Первую запись многоголосного письма мы находим в анонимном трактате «Musica enchiriadis» (характерный византинизм — enchiriadis, руководство), составление которого с некоторой вероятностью может быть приписано фламандскому монаху Гукбальду из монастыря С. Аман, близь Турнэ 3(40-930). Но еще до него искусство органирования «Ars organandi» упоминается у ирландского философа Скота Эригена (ум. в 880 году), и, конечно, не случайным является то обстоятельство, что первое свидетельство об «органуме» мы находим у английского мыслителя. Несомненно, что естественное музыкальное чутье народа не могло не повлиять на исполнение григорианского хорала в церкви, и никакие запретительные меры не могли воспрепятствовать проникновению сил жизни за монастырям стены. Монах Гукбальд свою долгую жизнь провел в размышлениях о проблеме многоголосного пения. Руководясь образцами народного пения он установил для импровизации сопровождающего голоса к данной хоральной мелодии правило, на основании которого церковные песнопения должны были исполняться таким образом: два голоса, исходя из унисона, движутся непрерывно на определенном расстоянии, а именно кварты, друг от друга. В случае же удвоения нижнего голоса октавой, которое допускалось Гукбальдом и обращало органум в трехголосный, голоса идут квинтами, сходясь затем вновь к исходной точке. Такое пение казалось музыкальному вкусу Гукбальда чрезвычайно приятным, по сравнению с многоголосием северных народов, основанному на пользовании иными интервалами, а именно терциями и секстами. Почему Гукбальд ограничивал свободу многоголосной импровизации к данной мелодии именно
[85]
интервалами кварты и квинты, он сам, или быть может аноним X столетия, объясняет на страницах «Musica enchiriadis» и другого трактата «Harmoniae Inslitutio», приписываемого ему же. «Унисон не есть ни интервал, ни настоящий консонанс, но тождество. Консонанс же основан на совместном звучании двух тонов, не принадлежащих к одной и той же ступени гаммы, и, следовательно, представляет каждый нечто особое. Консонанс это разумное смешение двух тонов, которое получается лишь в том случай, когда два голоса, исходящее из двух различных источников, образуют созвучие, например, когда детский и мужской голос поют одно и то же (то — есть поют в октаву) или как это бывает при так называемом органуме. Органум, называемый также диафонией, состоит не из однородного, но из согласно раздельного пения. Существуют простые и сложные консонансы. Простые суть — диатессарон (греческое обозначение кварты), диапента (квинта) и диапазон (октава), а из этих трех составляются уже прочие. Октава очень мало отличается от унисона, ибо каждый тон ее как бы вновь рождается на восьмом месте и вводит с собою новый порядок. Каждую мелодию можно удвоить в двух и трех октавах. Это простейшее созвучие. В особенности же подходит название органума или диафонии к прочим консонансам — квартам и квинтам. Квинта в движении мелодии дает такую же последовательность тонов, как и в основном положении. Поэтому выполнить органум в квинтах — не трудно. При кварте наступают другие соотношения — вот почему такой органум применим не во всех случаях, и им надлежит пользоваться искусно и с осторожностью».

**Цель задания:** Перечислите все простые консонансы, названные в тексте об органуме, и укажите для каждого его греческое обозначение.

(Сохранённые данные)
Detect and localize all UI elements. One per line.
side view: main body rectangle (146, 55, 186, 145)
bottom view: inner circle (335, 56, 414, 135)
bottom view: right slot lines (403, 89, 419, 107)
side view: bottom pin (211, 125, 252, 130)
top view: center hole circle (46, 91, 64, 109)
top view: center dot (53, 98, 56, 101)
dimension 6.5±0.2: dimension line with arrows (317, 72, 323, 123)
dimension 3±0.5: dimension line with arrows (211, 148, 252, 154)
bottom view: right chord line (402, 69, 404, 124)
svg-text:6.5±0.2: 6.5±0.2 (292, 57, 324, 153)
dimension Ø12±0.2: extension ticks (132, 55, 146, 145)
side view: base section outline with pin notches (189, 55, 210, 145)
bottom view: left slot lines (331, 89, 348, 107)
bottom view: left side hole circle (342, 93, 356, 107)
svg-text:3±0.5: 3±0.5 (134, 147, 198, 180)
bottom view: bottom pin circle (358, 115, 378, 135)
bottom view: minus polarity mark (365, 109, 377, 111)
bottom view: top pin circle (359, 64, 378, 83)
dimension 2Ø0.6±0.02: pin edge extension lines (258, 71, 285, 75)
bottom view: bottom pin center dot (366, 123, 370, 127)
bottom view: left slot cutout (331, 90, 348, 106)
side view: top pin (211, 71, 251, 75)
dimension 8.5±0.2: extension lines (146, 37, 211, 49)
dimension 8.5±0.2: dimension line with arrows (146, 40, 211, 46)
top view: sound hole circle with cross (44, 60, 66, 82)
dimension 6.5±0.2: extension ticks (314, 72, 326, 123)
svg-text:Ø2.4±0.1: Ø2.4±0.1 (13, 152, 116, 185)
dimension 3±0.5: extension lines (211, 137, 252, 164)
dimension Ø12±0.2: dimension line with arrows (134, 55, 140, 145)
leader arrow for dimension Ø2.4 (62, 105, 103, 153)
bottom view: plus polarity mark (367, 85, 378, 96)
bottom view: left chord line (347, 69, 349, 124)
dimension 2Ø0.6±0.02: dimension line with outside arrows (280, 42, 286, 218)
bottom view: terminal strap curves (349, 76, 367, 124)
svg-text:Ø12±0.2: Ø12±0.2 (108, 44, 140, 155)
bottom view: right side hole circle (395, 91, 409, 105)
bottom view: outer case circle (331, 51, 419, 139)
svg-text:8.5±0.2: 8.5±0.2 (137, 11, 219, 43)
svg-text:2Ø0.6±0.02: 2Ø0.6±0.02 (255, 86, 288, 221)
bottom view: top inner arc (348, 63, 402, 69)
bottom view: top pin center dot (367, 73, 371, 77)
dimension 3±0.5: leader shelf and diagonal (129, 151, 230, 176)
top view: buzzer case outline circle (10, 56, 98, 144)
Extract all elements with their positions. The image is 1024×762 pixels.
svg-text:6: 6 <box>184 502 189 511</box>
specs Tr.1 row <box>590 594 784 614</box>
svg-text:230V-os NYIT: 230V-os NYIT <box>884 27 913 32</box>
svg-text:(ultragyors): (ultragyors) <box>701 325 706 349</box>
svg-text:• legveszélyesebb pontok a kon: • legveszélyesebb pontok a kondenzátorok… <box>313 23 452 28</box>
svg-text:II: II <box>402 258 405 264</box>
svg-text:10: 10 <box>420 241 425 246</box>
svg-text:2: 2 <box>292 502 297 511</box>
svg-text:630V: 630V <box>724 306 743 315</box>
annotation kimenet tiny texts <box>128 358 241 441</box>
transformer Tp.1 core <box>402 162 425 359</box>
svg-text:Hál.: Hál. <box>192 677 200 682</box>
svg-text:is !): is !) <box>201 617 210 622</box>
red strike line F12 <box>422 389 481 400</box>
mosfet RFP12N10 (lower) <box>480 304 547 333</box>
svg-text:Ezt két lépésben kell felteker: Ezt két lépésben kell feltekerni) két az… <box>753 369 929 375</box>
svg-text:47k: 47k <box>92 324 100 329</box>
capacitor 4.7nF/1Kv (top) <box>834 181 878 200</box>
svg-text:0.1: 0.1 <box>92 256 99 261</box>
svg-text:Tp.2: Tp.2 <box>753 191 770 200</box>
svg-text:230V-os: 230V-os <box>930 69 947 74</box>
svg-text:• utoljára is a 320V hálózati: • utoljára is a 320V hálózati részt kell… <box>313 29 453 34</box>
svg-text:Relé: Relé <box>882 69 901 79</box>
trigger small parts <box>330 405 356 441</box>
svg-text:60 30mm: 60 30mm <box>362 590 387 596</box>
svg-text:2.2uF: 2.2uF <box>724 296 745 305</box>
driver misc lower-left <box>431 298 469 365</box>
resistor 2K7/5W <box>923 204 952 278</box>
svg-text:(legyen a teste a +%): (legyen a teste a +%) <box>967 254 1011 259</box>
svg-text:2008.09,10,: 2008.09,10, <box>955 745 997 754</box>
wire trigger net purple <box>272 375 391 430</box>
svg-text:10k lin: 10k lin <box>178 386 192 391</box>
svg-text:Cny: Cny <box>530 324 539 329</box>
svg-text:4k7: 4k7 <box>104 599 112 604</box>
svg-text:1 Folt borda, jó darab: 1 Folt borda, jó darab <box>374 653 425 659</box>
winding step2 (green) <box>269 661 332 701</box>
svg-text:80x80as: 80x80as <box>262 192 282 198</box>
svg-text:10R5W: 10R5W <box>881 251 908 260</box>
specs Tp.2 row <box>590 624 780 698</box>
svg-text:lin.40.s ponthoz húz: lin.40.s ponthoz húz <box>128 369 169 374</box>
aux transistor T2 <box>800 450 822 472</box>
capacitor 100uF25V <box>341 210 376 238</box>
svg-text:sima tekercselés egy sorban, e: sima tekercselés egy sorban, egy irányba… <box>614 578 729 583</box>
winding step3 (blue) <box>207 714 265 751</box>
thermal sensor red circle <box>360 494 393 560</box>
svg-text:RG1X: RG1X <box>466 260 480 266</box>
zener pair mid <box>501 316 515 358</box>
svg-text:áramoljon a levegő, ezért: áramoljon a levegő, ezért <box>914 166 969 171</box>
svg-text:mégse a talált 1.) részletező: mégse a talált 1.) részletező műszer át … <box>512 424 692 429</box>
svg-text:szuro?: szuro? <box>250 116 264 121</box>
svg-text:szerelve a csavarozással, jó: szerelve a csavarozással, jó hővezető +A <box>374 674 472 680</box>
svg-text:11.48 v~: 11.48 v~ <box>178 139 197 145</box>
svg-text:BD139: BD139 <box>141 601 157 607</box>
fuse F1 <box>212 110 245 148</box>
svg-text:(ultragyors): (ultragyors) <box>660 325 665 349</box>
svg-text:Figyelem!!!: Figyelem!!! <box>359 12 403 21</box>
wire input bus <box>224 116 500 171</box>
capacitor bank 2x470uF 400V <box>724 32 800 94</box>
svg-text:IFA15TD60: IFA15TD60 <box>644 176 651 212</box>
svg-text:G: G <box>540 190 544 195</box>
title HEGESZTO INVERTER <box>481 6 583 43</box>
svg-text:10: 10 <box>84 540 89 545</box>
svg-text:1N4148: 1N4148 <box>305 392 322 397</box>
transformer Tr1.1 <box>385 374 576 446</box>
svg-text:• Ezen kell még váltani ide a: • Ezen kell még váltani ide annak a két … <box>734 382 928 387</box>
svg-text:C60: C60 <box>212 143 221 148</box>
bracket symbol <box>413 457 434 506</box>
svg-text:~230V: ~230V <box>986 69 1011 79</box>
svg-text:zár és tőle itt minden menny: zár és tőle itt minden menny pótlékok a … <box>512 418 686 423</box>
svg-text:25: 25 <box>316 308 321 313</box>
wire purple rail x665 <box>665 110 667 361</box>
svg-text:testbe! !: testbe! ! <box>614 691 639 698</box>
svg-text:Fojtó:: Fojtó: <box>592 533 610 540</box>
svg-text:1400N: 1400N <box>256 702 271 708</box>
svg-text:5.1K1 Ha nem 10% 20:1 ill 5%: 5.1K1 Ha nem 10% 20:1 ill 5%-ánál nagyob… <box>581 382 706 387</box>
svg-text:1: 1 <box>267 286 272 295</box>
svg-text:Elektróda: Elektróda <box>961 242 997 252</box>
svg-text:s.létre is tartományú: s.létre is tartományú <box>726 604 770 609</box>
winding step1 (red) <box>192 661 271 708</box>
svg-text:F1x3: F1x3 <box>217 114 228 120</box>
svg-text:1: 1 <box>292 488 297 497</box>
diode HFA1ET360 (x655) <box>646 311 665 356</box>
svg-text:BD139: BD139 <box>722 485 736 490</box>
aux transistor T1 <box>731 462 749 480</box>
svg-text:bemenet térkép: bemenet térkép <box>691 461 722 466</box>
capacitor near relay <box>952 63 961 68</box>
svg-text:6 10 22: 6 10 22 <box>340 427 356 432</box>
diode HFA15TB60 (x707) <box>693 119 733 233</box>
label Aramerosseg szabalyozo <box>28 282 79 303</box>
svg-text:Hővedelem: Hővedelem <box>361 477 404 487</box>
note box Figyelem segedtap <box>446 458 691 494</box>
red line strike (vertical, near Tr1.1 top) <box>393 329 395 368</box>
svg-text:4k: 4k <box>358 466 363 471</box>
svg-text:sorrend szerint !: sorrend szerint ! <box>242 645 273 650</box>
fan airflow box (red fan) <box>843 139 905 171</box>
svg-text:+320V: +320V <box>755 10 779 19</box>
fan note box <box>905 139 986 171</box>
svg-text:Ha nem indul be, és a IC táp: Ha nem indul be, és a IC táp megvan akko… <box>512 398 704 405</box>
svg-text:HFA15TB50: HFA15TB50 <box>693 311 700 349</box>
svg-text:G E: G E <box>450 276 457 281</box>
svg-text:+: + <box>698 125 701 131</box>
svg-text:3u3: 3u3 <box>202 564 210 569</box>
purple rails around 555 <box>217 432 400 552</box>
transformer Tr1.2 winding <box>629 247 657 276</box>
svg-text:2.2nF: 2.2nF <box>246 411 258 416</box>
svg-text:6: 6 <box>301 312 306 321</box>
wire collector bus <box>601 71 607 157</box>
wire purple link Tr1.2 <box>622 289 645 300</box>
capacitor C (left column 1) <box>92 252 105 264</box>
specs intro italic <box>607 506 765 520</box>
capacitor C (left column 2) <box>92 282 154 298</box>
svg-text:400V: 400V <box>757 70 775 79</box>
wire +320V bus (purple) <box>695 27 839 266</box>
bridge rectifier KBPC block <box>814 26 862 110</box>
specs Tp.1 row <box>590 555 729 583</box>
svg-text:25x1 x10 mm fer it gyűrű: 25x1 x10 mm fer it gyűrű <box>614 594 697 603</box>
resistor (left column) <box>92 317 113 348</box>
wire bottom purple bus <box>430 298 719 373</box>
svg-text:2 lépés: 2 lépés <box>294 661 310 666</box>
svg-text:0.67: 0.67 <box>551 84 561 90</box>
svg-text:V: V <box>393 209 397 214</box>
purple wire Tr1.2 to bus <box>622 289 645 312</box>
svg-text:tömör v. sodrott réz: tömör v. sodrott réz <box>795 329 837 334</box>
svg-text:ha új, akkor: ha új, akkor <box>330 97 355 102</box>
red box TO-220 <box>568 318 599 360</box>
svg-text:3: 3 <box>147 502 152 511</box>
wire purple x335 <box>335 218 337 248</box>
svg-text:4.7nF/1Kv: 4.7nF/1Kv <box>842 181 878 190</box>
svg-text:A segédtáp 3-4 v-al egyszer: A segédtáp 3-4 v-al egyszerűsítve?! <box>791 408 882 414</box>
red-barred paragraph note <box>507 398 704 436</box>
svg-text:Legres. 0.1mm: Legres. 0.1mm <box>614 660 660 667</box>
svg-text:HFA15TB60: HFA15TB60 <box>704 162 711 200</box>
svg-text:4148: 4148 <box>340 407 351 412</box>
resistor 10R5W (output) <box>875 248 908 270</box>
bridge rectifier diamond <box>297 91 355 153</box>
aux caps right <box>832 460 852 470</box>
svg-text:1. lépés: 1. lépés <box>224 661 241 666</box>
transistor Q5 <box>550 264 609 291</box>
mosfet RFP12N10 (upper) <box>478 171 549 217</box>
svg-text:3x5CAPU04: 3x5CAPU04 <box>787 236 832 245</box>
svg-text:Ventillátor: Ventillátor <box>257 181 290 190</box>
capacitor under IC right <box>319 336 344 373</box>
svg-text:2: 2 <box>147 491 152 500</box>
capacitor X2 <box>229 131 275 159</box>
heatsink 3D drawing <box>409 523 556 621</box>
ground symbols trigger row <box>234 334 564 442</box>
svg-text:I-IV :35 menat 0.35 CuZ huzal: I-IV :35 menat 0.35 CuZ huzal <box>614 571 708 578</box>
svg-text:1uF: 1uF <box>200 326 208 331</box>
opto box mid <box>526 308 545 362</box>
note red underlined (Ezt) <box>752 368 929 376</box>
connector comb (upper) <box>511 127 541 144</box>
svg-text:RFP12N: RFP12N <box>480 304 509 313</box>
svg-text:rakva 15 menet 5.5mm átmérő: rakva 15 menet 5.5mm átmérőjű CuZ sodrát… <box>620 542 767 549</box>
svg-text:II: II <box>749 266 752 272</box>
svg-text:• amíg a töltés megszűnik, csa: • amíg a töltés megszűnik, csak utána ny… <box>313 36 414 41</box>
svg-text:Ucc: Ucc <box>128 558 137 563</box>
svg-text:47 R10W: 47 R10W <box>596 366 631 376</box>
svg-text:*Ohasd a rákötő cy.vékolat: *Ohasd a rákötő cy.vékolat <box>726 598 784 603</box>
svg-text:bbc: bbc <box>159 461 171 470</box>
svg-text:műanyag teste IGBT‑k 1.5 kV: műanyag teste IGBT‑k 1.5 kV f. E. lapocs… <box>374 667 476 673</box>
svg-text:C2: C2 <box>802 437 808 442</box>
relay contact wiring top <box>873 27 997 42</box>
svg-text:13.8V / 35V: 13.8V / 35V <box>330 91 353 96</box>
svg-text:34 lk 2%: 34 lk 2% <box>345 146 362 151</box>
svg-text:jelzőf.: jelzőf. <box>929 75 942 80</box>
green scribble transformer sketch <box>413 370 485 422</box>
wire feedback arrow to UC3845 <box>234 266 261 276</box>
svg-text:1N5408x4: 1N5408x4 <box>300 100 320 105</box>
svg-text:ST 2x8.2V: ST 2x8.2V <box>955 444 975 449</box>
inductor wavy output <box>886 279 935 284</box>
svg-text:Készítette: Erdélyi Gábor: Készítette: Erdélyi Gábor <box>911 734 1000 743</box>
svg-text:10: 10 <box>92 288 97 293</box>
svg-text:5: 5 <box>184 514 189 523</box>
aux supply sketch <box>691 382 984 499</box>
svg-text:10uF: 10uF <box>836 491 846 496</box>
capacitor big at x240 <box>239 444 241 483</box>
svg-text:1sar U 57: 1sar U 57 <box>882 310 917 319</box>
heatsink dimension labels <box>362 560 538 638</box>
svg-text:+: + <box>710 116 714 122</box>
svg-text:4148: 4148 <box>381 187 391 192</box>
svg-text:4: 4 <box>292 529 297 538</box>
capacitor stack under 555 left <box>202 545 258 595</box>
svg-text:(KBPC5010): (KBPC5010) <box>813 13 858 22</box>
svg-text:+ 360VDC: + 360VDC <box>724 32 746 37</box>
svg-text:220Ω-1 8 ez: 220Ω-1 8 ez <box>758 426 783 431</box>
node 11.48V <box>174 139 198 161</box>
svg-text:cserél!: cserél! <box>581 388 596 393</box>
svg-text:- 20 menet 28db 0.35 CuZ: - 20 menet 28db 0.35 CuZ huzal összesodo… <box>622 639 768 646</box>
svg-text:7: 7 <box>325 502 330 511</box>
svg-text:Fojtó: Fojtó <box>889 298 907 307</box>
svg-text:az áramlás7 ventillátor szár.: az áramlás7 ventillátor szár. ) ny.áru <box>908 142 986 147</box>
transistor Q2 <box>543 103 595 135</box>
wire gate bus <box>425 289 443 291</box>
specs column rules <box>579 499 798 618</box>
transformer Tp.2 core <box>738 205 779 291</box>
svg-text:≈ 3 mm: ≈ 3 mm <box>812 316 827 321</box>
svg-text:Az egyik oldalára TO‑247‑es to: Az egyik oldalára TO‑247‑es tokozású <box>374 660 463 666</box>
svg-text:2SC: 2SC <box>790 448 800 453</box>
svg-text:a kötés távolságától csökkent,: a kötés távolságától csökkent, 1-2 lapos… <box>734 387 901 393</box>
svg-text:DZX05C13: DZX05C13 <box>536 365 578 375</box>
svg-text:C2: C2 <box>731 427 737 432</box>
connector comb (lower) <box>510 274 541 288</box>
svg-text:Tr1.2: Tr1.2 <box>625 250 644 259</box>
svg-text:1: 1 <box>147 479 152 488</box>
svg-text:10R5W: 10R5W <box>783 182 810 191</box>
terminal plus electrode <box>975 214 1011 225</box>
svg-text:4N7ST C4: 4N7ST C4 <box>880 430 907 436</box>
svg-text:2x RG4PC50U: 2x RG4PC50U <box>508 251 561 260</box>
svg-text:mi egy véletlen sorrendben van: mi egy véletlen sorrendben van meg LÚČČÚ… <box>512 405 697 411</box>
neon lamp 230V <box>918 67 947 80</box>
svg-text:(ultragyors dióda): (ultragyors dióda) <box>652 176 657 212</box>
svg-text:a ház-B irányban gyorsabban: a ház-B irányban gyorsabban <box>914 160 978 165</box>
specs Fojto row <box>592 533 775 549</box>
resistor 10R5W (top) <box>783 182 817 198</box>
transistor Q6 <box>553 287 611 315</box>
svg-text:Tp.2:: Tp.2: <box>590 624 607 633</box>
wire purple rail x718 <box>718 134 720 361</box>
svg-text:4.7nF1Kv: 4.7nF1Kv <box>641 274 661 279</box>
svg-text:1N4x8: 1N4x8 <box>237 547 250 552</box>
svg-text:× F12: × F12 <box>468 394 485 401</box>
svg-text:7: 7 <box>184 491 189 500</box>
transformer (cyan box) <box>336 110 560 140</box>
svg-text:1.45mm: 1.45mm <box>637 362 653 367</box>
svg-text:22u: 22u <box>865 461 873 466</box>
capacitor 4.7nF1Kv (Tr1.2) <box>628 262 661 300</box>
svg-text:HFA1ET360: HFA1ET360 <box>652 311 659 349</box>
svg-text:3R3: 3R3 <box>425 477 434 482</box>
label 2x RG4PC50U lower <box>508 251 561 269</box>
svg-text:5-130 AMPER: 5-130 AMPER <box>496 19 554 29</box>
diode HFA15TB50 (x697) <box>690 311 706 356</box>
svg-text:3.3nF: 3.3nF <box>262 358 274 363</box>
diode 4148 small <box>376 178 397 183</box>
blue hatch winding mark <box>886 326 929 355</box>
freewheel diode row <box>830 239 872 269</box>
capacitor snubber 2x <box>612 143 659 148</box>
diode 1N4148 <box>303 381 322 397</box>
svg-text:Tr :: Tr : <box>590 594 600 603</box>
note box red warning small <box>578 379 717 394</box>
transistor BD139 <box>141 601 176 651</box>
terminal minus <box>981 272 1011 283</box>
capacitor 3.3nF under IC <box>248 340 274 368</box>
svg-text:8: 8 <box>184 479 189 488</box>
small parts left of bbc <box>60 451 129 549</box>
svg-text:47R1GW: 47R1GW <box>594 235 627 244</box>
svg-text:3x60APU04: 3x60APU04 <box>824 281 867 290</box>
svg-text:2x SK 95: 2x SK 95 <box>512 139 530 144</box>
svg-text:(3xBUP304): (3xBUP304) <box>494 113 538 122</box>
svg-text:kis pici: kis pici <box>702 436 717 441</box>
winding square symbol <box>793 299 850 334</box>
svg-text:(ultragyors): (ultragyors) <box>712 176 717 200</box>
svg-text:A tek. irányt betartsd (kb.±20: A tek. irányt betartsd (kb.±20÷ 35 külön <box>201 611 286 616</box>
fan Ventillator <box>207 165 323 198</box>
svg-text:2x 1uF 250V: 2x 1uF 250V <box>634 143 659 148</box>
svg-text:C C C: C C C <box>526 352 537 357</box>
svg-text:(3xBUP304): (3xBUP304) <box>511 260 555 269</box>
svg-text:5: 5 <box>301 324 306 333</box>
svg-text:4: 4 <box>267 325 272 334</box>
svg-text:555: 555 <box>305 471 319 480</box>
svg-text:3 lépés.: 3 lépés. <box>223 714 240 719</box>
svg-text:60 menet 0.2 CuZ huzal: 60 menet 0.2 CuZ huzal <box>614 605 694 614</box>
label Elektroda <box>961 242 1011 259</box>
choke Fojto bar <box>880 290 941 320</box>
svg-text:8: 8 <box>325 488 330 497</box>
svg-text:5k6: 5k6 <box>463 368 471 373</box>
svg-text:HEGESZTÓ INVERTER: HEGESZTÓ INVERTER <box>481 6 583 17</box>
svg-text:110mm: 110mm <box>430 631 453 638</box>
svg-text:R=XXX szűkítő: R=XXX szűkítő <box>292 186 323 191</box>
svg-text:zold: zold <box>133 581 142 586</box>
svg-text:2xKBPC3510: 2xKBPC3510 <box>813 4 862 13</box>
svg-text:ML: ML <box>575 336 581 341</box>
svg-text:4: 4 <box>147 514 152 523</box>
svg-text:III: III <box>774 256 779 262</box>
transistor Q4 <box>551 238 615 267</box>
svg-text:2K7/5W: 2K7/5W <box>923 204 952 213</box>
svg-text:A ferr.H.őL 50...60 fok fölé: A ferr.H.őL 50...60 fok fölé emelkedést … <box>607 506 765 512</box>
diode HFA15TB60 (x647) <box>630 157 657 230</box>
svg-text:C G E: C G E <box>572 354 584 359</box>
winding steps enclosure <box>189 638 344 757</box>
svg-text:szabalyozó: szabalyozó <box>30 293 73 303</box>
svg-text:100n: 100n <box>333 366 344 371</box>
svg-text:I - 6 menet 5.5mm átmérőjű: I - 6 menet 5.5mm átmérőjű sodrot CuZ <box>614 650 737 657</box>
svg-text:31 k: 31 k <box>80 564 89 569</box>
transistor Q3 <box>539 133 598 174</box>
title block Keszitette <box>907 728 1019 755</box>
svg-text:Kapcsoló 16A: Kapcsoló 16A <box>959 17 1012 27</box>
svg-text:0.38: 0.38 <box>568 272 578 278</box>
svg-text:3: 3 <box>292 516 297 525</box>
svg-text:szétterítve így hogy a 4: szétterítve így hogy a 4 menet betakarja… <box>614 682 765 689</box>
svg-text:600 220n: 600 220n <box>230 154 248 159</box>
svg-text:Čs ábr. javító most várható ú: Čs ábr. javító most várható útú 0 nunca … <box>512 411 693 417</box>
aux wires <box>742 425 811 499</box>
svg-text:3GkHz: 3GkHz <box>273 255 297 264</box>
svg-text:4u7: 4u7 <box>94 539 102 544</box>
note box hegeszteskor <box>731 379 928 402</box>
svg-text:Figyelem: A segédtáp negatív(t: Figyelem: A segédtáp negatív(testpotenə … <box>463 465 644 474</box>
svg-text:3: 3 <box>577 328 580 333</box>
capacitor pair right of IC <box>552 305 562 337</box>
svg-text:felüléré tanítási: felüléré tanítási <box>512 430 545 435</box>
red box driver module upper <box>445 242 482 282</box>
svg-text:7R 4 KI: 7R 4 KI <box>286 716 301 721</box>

**Ответ на задание:** Диатессарон — кварта, диапента — квинта, диапазон — октава.